------ Dataset records ------
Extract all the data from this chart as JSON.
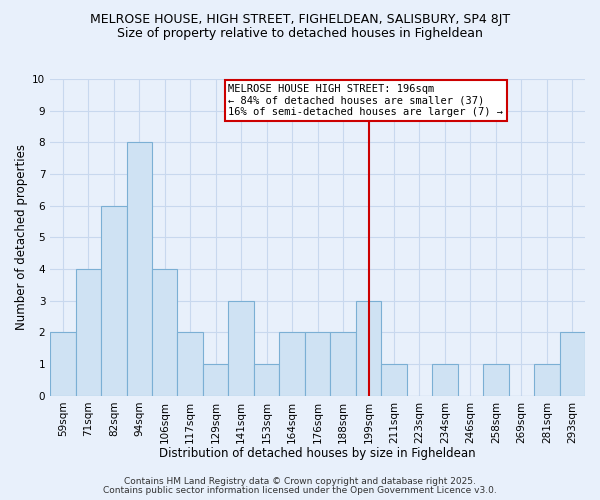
{
  "title": "MELROSE HOUSE, HIGH STREET, FIGHELDEAN, SALISBURY, SP4 8JT",
  "subtitle": "Size of property relative to detached houses in Figheldean",
  "xlabel": "Distribution of detached houses by size in Figheldean",
  "ylabel": "Number of detached properties",
  "bin_labels": [
    "59sqm",
    "71sqm",
    "82sqm",
    "94sqm",
    "106sqm",
    "117sqm",
    "129sqm",
    "141sqm",
    "153sqm",
    "164sqm",
    "176sqm",
    "188sqm",
    "199sqm",
    "211sqm",
    "223sqm",
    "234sqm",
    "246sqm",
    "258sqm",
    "269sqm",
    "281sqm",
    "293sqm"
  ],
  "bar_heights": [
    2,
    4,
    6,
    8,
    4,
    2,
    1,
    3,
    1,
    2,
    2,
    2,
    3,
    1,
    0,
    1,
    0,
    1,
    0,
    1,
    2
  ],
  "bar_color": "#cfe2f3",
  "bar_edge_color": "#7bafd4",
  "grid_color": "#c8d8ee",
  "background_color": "#e8f0fb",
  "vline_x_index": 12,
  "vline_color": "#cc0000",
  "annotation_text": "MELROSE HOUSE HIGH STREET: 196sqm\n← 84% of detached houses are smaller (37)\n16% of semi-detached houses are larger (7) →",
  "annotation_box_color": "#ffffff",
  "annotation_border_color": "#cc0000",
  "ylim": [
    0,
    10
  ],
  "yticks": [
    0,
    1,
    2,
    3,
    4,
    5,
    6,
    7,
    8,
    9,
    10
  ],
  "footer_line1": "Contains HM Land Registry data © Crown copyright and database right 2025.",
  "footer_line2": "Contains public sector information licensed under the Open Government Licence v3.0.",
  "title_fontsize": 9,
  "subtitle_fontsize": 9,
  "xlabel_fontsize": 8.5,
  "ylabel_fontsize": 8.5,
  "tick_fontsize": 7.5,
  "footer_fontsize": 6.5
}
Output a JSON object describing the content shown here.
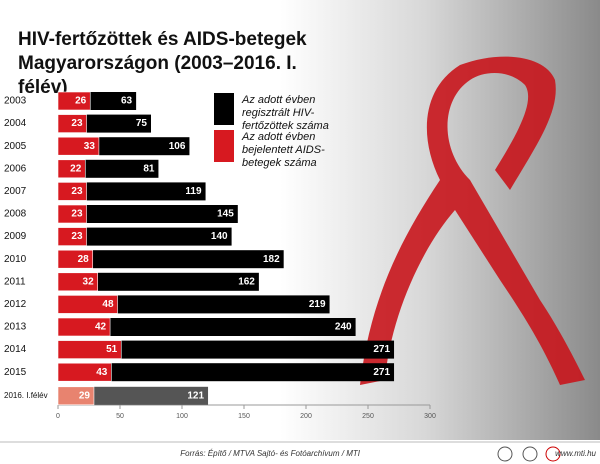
{
  "chart_data": {
    "type": "bar",
    "orientation": "horizontal",
    "overlap": true,
    "title": "HIV-fertőzöttek és AIDS-betegek Magyarországon (2003–2016. I. félév)",
    "categories": [
      "2003",
      "2004",
      "2005",
      "2006",
      "2007",
      "2008",
      "2009",
      "2010",
      "2011",
      "2012",
      "2013",
      "2014",
      "2015",
      "2016. I.félév"
    ],
    "series": [
      {
        "name": "Az adott évben regisztrált HIV-fertőzöttek száma",
        "color": "#000000",
        "last_color": "#555555",
        "values": [
          63,
          75,
          106,
          81,
          119,
          145,
          140,
          182,
          162,
          219,
          240,
          271,
          271,
          121
        ]
      },
      {
        "name": "Az adott évben bejelentett AIDS-betegek száma",
        "color": "#d71920",
        "last_color": "#e8836f",
        "values": [
          26,
          23,
          33,
          22,
          23,
          23,
          23,
          28,
          32,
          48,
          42,
          51,
          43,
          29
        ]
      }
    ],
    "xlim": [
      0,
      300
    ],
    "xticks": [
      0,
      50,
      100,
      150,
      200,
      250,
      300
    ],
    "source": "Forrás: Építő / MTVA Sajtó- és Fotóarchívum / MTI",
    "website": "www.mti.hu"
  }
}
------
Repeat the data exactly, excluding the pictures.

Extract all the data from this chart as JSON.
{
  "title": "MELROSE HOUSE, HIGH STREET, FIGHELDEAN, SALISBURY, SP4 8JT",
  "subtitle": "Size of property relative to detached houses in Figheldean",
  "xlabel": "Distribution of detached houses by size in Figheldean",
  "ylabel": "Number of detached properties",
  "bin_labels": [
    "59sqm",
    "71sqm",
    "82sqm",
    "94sqm",
    "106sqm",
    "117sqm",
    "129sqm",
    "141sqm",
    "153sqm",
    "164sqm",
    "176sqm",
    "188sqm",
    "199sqm",
    "211sqm",
    "223sqm",
    "234sqm",
    "246sqm",
    "258sqm",
    "269sqm",
    "281sqm",
    "293sqm"
  ],
  "bar_heights": [
    2,
    4,
    6,
    8,
    4,
    2,
    1,
    3,
    1,
    2,
    2,
    2,
    3,
    1,
    0,
    1,
    0,
    1,
    0,
    1,
    2
  ],
  "bar_color": "#cfe2f3",
  "bar_edge_color": "#7bafd4",
  "grid_color": "#c8d8ee",
  "background_color": "#e8f0fb",
  "vline_x_index": 12,
  "vline_color": "#cc0000",
  "annotation_text": "MELROSE HOUSE HIGH STREET: 196sqm\n← 84% of detached houses are smaller (37)\n16% of semi-detached houses are larger (7) →",
  "annotation_box_color": "#ffffff",
  "annotation_border_color": "#cc0000",
  "ylim": [
    0,
    10
  ],
  "yticks": [
    0,
    1,
    2,
    3,
    4,
    5,
    6,
    7,
    8,
    9,
    10
  ],
  "footer_line1": "Contains HM Land Registry data © Crown copyright and database right 2025.",
  "footer_line2": "Contains public sector information licensed under the Open Government Licence v3.0.",
  "title_fontsize": 9,
  "subtitle_fontsize": 9,
  "xlabel_fontsize": 8.5,
  "ylabel_fontsize": 8.5,
  "tick_fontsize": 7.5,
  "footer_fontsize": 6.5
}
Output a JSON object describing the content shown here.
{
  "chart_data": {
    "type": "bar",
    "orientation": "horizontal",
    "overlap": true,
    "title": "HIV-fertőzöttek és AIDS-betegek Magyarországon (2003–2016. I. félév)",
    "categories": [
      "2003",
      "2004",
      "2005",
      "2006",
      "2007",
      "2008",
      "2009",
      "2010",
      "2011",
      "2012",
      "2013",
      "2014",
      "2015",
      "2016. I.félév"
    ],
    "series": [
      {
        "name": "Az adott évben regisztrált HIV-fertőzöttek száma",
        "color": "#000000",
        "last_color": "#555555",
        "values": [
          63,
          75,
          106,
          81,
          119,
          145,
          140,
          182,
          162,
          219,
          240,
          271,
          271,
          121
        ]
      },
      {
        "name": "Az adott évben bejelentett AIDS-betegek száma",
        "color": "#d71920",
        "last_color": "#e8836f",
        "values": [
          26,
          23,
          33,
          22,
          23,
          23,
          23,
          28,
          32,
          48,
          42,
          51,
          43,
          29
        ]
      }
    ],
    "xlim": [
      0,
      300
    ],
    "xticks": [
      0,
      50,
      100,
      150,
      200,
      250,
      300
    ],
    "source": "Forrás: Építő / MTVA Sajtó- és Fotóarchívum / MTI",
    "website": "www.mti.hu"
  }
}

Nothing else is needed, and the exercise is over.